Print the records starting at the line that contains "Localize all elements." and ending at the line that contains "- Text: rank, Detection". Reproduce each line unchanged and leave out the pictures.

» **AVAILABLE DATA**:
— Start —
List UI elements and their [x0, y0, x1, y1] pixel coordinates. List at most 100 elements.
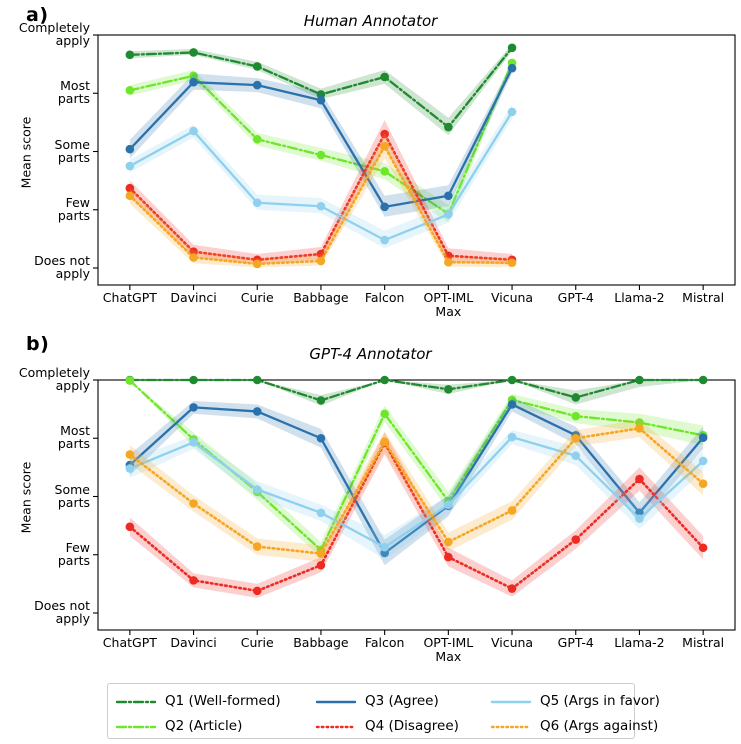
— End —
— Start —
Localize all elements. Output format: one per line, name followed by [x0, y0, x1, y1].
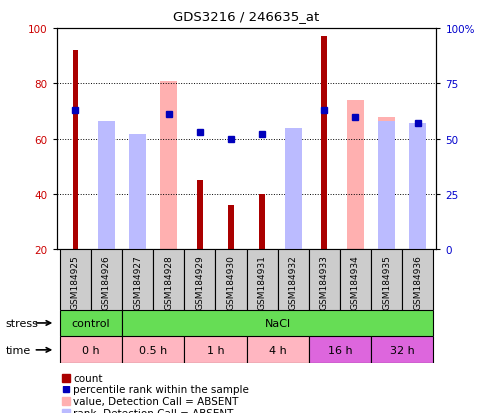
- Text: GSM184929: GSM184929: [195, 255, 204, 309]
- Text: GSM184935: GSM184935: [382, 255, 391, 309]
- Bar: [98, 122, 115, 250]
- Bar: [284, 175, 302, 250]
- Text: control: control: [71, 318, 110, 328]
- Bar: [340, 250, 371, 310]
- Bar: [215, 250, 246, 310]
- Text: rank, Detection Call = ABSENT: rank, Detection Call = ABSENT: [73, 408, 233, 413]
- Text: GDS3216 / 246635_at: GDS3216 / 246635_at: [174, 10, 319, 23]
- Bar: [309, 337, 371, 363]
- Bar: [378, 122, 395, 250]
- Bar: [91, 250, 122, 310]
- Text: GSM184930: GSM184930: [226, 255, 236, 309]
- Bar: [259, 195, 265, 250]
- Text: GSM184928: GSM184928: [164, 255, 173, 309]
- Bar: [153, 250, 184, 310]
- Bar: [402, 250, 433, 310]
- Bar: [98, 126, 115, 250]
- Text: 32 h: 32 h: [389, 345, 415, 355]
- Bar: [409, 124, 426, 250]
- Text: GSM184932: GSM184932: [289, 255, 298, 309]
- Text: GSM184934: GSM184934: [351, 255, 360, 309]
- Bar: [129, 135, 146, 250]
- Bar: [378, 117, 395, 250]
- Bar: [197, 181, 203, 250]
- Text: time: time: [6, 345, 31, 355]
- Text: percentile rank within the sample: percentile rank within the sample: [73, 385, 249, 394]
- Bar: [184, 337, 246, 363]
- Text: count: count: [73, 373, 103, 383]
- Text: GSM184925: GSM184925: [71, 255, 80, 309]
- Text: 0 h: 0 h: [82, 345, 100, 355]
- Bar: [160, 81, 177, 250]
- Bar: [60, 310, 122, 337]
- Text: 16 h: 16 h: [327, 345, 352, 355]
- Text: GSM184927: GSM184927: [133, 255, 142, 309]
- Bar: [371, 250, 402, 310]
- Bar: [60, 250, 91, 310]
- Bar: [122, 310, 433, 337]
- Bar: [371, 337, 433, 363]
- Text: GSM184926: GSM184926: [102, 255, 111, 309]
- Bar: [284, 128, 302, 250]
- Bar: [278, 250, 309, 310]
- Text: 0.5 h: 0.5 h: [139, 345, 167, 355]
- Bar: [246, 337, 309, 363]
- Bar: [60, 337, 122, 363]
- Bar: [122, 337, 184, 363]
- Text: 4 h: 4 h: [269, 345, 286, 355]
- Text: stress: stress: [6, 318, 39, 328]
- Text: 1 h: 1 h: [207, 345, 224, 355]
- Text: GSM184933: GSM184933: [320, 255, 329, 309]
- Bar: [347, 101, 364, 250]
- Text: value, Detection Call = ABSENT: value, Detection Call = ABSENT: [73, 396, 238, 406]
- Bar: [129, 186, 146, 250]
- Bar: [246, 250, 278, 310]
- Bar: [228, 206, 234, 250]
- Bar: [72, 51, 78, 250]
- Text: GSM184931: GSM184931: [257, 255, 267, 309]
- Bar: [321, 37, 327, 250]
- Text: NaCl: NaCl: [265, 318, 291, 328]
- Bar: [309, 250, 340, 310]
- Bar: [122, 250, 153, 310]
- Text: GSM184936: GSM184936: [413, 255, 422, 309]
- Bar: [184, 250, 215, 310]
— End —
» **PROBLEM SOLUTION**:
Localize all elements. Output format: one per line, name followed by [x0, y0, x1, y1].
- Text: GSM184929: GSM184929: [195, 255, 204, 309]
- Text: GSM184935: GSM184935: [382, 255, 391, 309]
- Bar: [98, 122, 115, 250]
- Bar: [284, 175, 302, 250]
- Text: control: control: [71, 318, 110, 328]
- Bar: [340, 250, 371, 310]
- Bar: [215, 250, 246, 310]
- Text: rank, Detection Call = ABSENT: rank, Detection Call = ABSENT: [73, 408, 233, 413]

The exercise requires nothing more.